+++ Data shown +++

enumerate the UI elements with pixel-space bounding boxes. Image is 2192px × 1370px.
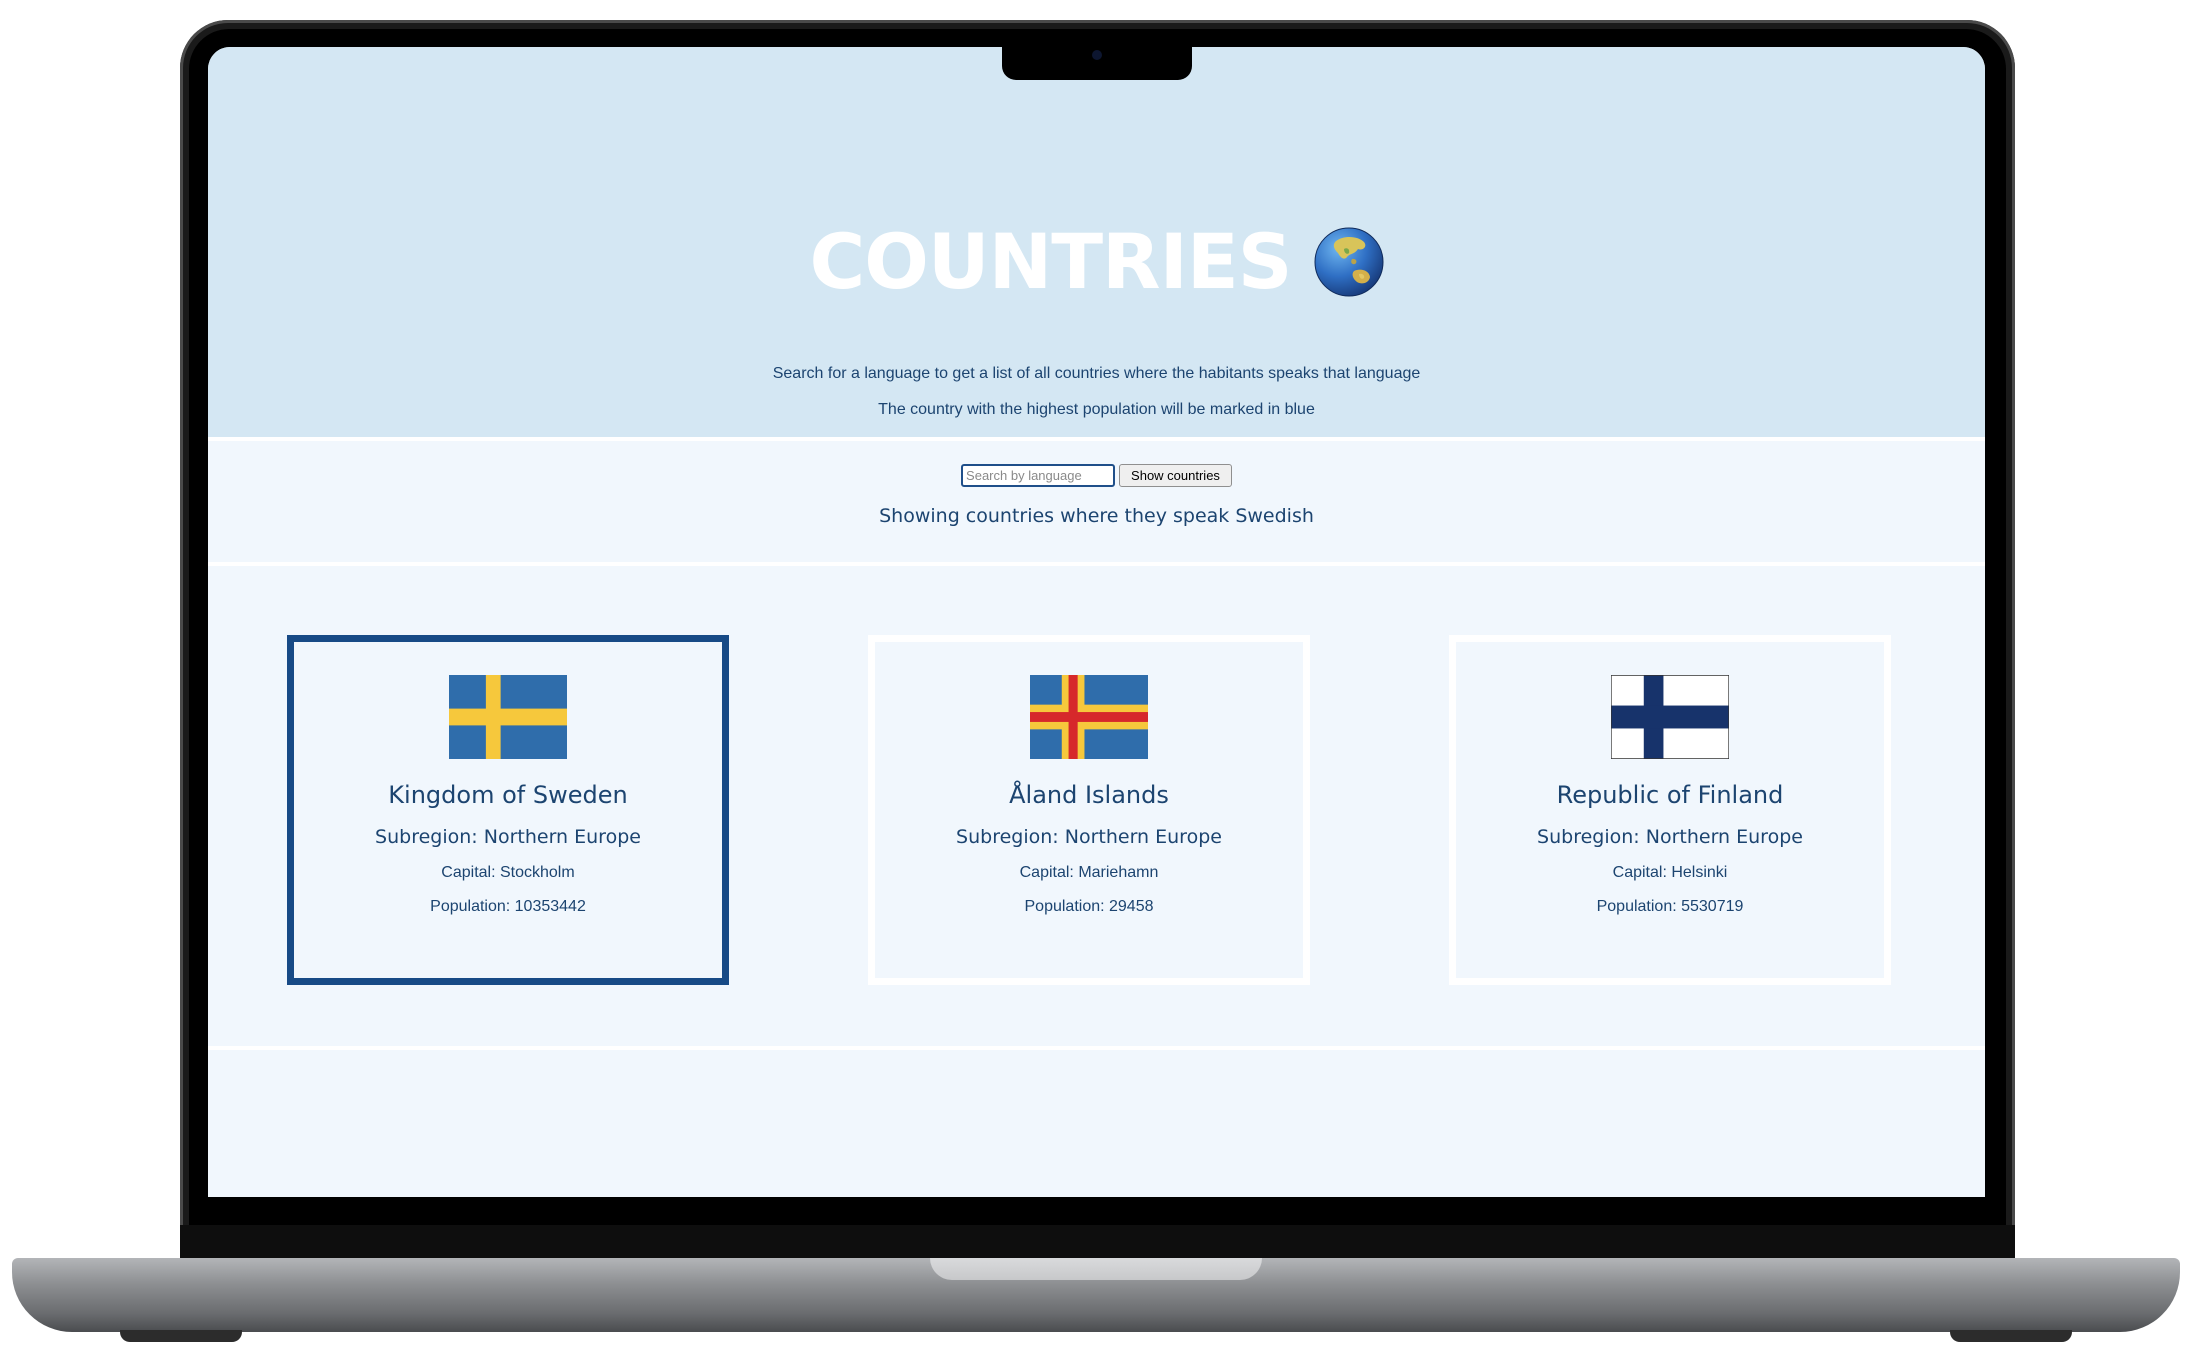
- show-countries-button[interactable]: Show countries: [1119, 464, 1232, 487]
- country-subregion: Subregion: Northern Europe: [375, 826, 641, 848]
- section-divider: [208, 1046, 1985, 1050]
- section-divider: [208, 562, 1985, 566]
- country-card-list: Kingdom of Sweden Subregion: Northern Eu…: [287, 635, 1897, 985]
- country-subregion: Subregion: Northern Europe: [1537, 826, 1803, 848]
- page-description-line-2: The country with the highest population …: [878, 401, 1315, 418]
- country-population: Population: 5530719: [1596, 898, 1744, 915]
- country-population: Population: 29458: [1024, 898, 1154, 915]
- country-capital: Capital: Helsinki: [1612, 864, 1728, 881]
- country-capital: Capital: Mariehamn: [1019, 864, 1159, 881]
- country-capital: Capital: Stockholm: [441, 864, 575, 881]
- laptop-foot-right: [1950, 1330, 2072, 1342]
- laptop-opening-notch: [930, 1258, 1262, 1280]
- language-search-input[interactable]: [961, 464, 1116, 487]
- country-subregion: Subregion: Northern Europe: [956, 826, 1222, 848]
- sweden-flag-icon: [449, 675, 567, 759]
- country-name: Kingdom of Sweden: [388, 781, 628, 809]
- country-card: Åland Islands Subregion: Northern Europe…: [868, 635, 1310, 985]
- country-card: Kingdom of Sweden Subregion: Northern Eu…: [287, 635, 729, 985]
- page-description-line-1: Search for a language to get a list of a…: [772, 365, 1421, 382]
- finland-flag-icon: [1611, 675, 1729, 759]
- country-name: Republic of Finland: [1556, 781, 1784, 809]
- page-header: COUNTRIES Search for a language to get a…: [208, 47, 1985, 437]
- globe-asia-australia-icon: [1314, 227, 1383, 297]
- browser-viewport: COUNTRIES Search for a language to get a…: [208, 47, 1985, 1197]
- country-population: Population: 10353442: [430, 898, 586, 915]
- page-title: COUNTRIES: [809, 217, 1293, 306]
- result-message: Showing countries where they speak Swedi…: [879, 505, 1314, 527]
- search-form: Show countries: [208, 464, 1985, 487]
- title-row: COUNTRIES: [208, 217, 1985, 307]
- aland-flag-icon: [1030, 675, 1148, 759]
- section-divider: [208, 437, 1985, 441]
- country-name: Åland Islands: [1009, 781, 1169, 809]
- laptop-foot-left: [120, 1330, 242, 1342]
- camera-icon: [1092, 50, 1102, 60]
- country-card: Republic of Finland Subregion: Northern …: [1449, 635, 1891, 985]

+++

Rewrite all the entries above, changing every "country-capital" to "capital-city" and keeping everything else the same. Leave the pictures out.

enumerate the UI elements with pixel-space bounding boxes. Image is 2192px × 1370px.
- show-countries-button[interactable]: Show countries: [1119, 464, 1232, 487]
- country-subregion: Subregion: Northern Europe: [375, 826, 641, 848]
- section-divider: [208, 1046, 1985, 1050]
- section-divider: [208, 562, 1985, 566]
- country-card-list: Kingdom of Sweden Subregion: Northern Eu…: [287, 635, 1897, 985]
- country-subregion: Subregion: Northern Europe: [1537, 826, 1803, 848]
- page-description-line-2: The country with the highest population …: [878, 401, 1315, 418]
- country-population: Population: 5530719: [1596, 898, 1744, 915]
- country-population: Population: 29458: [1024, 898, 1154, 915]
- capital-city: Capital: Helsinki: [1612, 864, 1728, 881]
- capital-city: Capital: Mariehamn: [1019, 864, 1159, 881]
- capital-city: Capital: Stockholm: [441, 864, 575, 881]
- laptop-foot-right: [1950, 1330, 2072, 1342]
- laptop-opening-notch: [930, 1258, 1262, 1280]
- language-search-input[interactable]: [961, 464, 1116, 487]
- country-subregion: Subregion: Northern Europe: [956, 826, 1222, 848]
- sweden-flag-icon: [449, 675, 567, 759]
- country-name: Kingdom of Sweden: [388, 781, 628, 809]
- country-card: Åland Islands Subregion: Northern Europe…: [868, 635, 1310, 985]
- country-card: Kingdom of Sweden Subregion: Northern Eu…: [287, 635, 729, 985]
- page-description-line-1: Search for a language to get a list of a…: [772, 365, 1421, 382]
- finland-flag-icon: [1611, 675, 1729, 759]
- country-name: Republic of Finland: [1556, 781, 1784, 809]
- page-header: COUNTRIES Search for a language to get a…: [208, 47, 1985, 437]
- globe-asia-australia-icon: [1314, 227, 1383, 297]
- browser-viewport: COUNTRIES Search for a language to get a…: [208, 47, 1985, 1197]
- country-population: Population: 10353442: [430, 898, 586, 915]
- page-title: COUNTRIES: [809, 217, 1293, 306]
- result-message: Showing countries where they speak Swedi…: [879, 505, 1314, 527]
- search-form: Show countries: [208, 464, 1985, 487]
- title-row: COUNTRIES: [208, 217, 1985, 307]
- aland-flag-icon: [1030, 675, 1148, 759]
- section-divider: [208, 437, 1985, 441]
- country-name: Åland Islands: [1009, 781, 1169, 809]
- laptop-foot-left: [120, 1330, 242, 1342]
- camera-icon: [1092, 50, 1102, 60]
- country-card: Republic of Finland Subregion: Northern …: [1449, 635, 1891, 985]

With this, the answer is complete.